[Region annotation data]
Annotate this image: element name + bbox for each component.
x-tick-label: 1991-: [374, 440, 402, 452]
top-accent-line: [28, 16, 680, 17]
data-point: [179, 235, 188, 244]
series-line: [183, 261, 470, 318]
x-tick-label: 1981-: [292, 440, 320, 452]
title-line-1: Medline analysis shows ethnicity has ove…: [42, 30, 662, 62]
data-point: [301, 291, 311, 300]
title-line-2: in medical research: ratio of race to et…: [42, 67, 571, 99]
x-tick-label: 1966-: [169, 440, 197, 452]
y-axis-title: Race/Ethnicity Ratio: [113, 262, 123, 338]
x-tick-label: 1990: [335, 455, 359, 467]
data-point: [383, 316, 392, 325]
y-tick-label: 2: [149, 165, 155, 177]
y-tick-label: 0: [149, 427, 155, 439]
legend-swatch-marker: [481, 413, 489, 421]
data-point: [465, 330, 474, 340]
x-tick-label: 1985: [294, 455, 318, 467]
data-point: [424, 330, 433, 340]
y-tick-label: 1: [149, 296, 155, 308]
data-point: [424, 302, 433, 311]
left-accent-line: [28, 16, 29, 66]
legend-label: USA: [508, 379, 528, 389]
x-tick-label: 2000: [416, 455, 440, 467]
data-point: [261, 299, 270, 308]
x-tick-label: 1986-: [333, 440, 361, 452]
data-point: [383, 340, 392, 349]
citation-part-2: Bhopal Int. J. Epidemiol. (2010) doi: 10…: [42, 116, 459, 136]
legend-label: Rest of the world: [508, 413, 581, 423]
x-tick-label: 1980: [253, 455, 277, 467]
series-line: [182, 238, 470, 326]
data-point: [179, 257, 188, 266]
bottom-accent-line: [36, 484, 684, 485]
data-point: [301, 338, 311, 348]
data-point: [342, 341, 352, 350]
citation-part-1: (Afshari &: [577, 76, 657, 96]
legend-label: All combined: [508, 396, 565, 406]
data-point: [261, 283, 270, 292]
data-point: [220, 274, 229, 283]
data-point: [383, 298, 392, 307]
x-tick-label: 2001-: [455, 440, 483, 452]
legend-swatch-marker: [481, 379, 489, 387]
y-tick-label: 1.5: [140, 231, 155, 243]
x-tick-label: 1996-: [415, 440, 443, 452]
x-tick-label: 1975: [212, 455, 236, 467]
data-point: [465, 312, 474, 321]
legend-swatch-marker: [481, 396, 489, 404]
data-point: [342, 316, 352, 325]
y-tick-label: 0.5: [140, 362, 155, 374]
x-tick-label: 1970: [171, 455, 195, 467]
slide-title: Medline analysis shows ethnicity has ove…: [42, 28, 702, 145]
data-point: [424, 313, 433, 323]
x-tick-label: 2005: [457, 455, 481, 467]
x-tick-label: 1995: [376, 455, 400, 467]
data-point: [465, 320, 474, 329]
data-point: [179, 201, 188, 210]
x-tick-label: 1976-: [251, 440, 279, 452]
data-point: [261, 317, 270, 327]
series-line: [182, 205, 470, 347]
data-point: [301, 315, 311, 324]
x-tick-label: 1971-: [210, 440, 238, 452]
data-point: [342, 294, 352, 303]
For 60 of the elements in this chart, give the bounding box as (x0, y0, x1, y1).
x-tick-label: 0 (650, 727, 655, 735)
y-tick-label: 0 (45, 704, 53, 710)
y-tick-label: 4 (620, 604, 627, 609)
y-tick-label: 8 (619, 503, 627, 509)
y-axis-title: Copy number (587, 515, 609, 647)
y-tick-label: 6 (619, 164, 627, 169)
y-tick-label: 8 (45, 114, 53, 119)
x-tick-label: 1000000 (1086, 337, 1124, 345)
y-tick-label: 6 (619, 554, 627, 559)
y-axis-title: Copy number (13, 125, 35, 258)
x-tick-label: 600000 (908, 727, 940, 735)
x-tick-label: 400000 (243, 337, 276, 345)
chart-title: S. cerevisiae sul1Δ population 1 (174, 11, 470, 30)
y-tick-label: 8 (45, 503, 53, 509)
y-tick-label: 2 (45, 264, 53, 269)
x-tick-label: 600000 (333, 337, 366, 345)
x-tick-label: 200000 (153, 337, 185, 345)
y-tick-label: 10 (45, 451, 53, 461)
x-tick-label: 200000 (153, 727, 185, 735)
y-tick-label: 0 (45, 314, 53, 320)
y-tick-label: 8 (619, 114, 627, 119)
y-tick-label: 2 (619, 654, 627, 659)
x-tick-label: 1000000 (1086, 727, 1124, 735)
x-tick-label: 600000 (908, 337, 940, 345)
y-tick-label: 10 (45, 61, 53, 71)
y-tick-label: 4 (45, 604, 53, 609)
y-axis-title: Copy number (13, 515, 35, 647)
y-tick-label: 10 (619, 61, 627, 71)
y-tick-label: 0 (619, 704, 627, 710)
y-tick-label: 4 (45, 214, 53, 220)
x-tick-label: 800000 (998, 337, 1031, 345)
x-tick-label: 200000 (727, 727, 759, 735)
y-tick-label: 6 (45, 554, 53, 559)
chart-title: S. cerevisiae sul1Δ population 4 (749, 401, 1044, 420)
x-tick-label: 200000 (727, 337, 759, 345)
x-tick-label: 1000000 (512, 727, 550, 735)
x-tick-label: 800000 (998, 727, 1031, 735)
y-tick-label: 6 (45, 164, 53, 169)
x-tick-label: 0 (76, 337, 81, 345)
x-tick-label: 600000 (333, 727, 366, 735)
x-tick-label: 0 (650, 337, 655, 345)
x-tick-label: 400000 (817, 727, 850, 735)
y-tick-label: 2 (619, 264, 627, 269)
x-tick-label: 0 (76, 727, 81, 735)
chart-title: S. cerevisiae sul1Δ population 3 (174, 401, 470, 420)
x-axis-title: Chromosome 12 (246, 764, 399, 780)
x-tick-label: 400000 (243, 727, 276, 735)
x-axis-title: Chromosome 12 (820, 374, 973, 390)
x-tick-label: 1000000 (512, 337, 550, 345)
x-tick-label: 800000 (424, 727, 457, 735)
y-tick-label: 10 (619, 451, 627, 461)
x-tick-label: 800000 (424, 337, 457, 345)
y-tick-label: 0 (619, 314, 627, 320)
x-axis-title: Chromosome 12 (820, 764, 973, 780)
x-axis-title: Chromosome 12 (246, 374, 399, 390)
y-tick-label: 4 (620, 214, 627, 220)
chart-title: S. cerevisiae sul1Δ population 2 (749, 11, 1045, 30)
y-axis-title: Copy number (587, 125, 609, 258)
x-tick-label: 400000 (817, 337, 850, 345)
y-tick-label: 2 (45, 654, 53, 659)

== Exercise goal ==
Copy every line of the data above word for word, changing nothing.

== Output for this task ==
Annotate this image: element name + bbox for each component.
x-tick-label: 1991-: [374, 440, 402, 452]
top-accent-line: [28, 16, 680, 17]
data-point: [179, 235, 188, 244]
series-line: [183, 261, 470, 318]
x-tick-label: 1981-: [292, 440, 320, 452]
title-line-1: Medline analysis shows ethnicity has ove…: [42, 30, 662, 62]
data-point: [301, 291, 311, 300]
title-line-2: in medical research: ratio of race to et…: [42, 67, 571, 99]
x-tick-label: 1966-: [169, 440, 197, 452]
y-axis-title: Race/Ethnicity Ratio: [113, 262, 123, 338]
x-tick-label: 1990: [335, 455, 359, 467]
data-point: [383, 316, 392, 325]
y-tick-label: 2: [149, 165, 155, 177]
y-tick-label: 0: [149, 427, 155, 439]
legend-swatch-marker: [481, 413, 489, 421]
data-point: [465, 330, 474, 340]
x-tick-label: 1985: [294, 455, 318, 467]
data-point: [424, 330, 433, 340]
y-tick-label: 1: [149, 296, 155, 308]
data-point: [424, 302, 433, 311]
left-accent-line: [28, 16, 29, 66]
legend-label: USA: [508, 379, 528, 389]
x-tick-label: 2000: [416, 455, 440, 467]
data-point: [261, 299, 270, 308]
x-tick-label: 1986-: [333, 440, 361, 452]
data-point: [383, 340, 392, 349]
citation-part-2: Bhopal Int. J. Epidemiol. (2010) doi: 10…: [42, 116, 459, 136]
legend-label: Rest of the world: [508, 413, 581, 423]
x-tick-label: 1980: [253, 455, 277, 467]
series-line: [182, 238, 470, 326]
data-point: [179, 257, 188, 266]
bottom-accent-line: [36, 484, 684, 485]
data-point: [301, 338, 311, 348]
data-point: [342, 341, 352, 350]
citation-part-1: (Afshari &: [577, 76, 657, 96]
legend-label: All combined: [508, 396, 565, 406]
data-point: [261, 283, 270, 292]
data-point: [220, 274, 229, 283]
data-point: [383, 298, 392, 307]
x-tick-label: 2001-: [455, 440, 483, 452]
legend-swatch-marker: [481, 379, 489, 387]
y-tick-label: 1.5: [140, 231, 155, 243]
x-tick-label: 1996-: [415, 440, 443, 452]
x-tick-label: 1975: [212, 455, 236, 467]
data-point: [465, 312, 474, 321]
legend-swatch-marker: [481, 396, 489, 404]
data-point: [342, 316, 352, 325]
y-tick-label: 0.5: [140, 362, 155, 374]
x-tick-label: 1970: [171, 455, 195, 467]
slide-title: Medline analysis shows ethnicity has ove…: [42, 28, 702, 145]
data-point: [424, 313, 433, 323]
x-tick-label: 2005: [457, 455, 481, 467]
x-tick-label: 1995: [376, 455, 400, 467]
data-point: [465, 320, 474, 329]
data-point: [179, 201, 188, 210]
x-tick-label: 1976-: [251, 440, 279, 452]
data-point: [261, 317, 270, 327]
series-line: [182, 205, 470, 347]
data-point: [301, 315, 311, 324]
x-tick-label: 1971-: [210, 440, 238, 452]
data-point: [342, 294, 352, 303]
For 60 of the elements in this chart, give the bounding box as (x0, y0, x1, y1).
x-tick-label: 0 (650, 727, 655, 735)
y-tick-label: 0 (45, 704, 53, 710)
y-tick-label: 4 (620, 604, 627, 609)
y-tick-label: 8 (619, 503, 627, 509)
y-axis-title: Copy number (587, 515, 609, 647)
y-tick-label: 6 (619, 164, 627, 169)
y-tick-label: 8 (45, 114, 53, 119)
x-tick-label: 1000000 (1086, 337, 1124, 345)
y-tick-label: 6 (619, 554, 627, 559)
y-axis-title: Copy number (13, 125, 35, 258)
x-tick-label: 600000 (908, 727, 940, 735)
x-tick-label: 400000 (243, 337, 276, 345)
chart-title: S. cerevisiae sul1Δ population 1 (174, 11, 470, 30)
y-tick-label: 8 (45, 503, 53, 509)
y-tick-label: 2 (45, 264, 53, 269)
x-tick-label: 600000 (333, 337, 366, 345)
x-tick-label: 200000 (153, 337, 185, 345)
y-tick-label: 10 (45, 451, 53, 461)
x-tick-label: 200000 (153, 727, 185, 735)
y-tick-label: 0 (45, 314, 53, 320)
y-tick-label: 8 (619, 114, 627, 119)
y-tick-label: 2 (619, 654, 627, 659)
x-tick-label: 1000000 (1086, 727, 1124, 735)
x-tick-label: 600000 (908, 337, 940, 345)
y-tick-label: 10 (45, 61, 53, 71)
y-tick-label: 4 (45, 604, 53, 609)
y-axis-title: Copy number (13, 515, 35, 647)
y-tick-label: 10 (619, 61, 627, 71)
y-tick-label: 0 (619, 704, 627, 710)
y-tick-label: 4 (45, 214, 53, 220)
x-tick-label: 800000 (998, 337, 1031, 345)
x-tick-label: 200000 (727, 727, 759, 735)
y-tick-label: 6 (45, 554, 53, 559)
chart-title: S. cerevisiae sul1Δ population 4 (749, 401, 1044, 420)
x-tick-label: 200000 (727, 337, 759, 345)
x-tick-label: 1000000 (512, 727, 550, 735)
x-tick-label: 800000 (998, 727, 1031, 735)
y-tick-label: 6 (45, 164, 53, 169)
x-tick-label: 0 (76, 337, 81, 345)
x-tick-label: 600000 (333, 727, 366, 735)
x-tick-label: 0 (650, 337, 655, 345)
x-tick-label: 400000 (817, 727, 850, 735)
y-tick-label: 2 (619, 264, 627, 269)
x-tick-label: 0 (76, 727, 81, 735)
chart-title: S. cerevisiae sul1Δ population 3 (174, 401, 470, 420)
x-axis-title: Chromosome 12 (246, 764, 399, 780)
x-tick-label: 400000 (243, 727, 276, 735)
x-axis-title: Chromosome 12 (820, 374, 973, 390)
x-tick-label: 1000000 (512, 337, 550, 345)
x-tick-label: 800000 (424, 727, 457, 735)
y-tick-label: 10 (619, 451, 627, 461)
x-tick-label: 800000 (424, 337, 457, 345)
y-tick-label: 0 (619, 314, 627, 320)
x-axis-title: Chromosome 12 (820, 764, 973, 780)
x-axis-title: Chromosome 12 (246, 374, 399, 390)
y-tick-label: 4 (620, 214, 627, 220)
chart-title: S. cerevisiae sul1Δ population 2 (749, 11, 1045, 30)
y-axis-title: Copy number (587, 125, 609, 258)
x-tick-label: 400000 (817, 337, 850, 345)
y-tick-label: 2 (45, 654, 53, 659)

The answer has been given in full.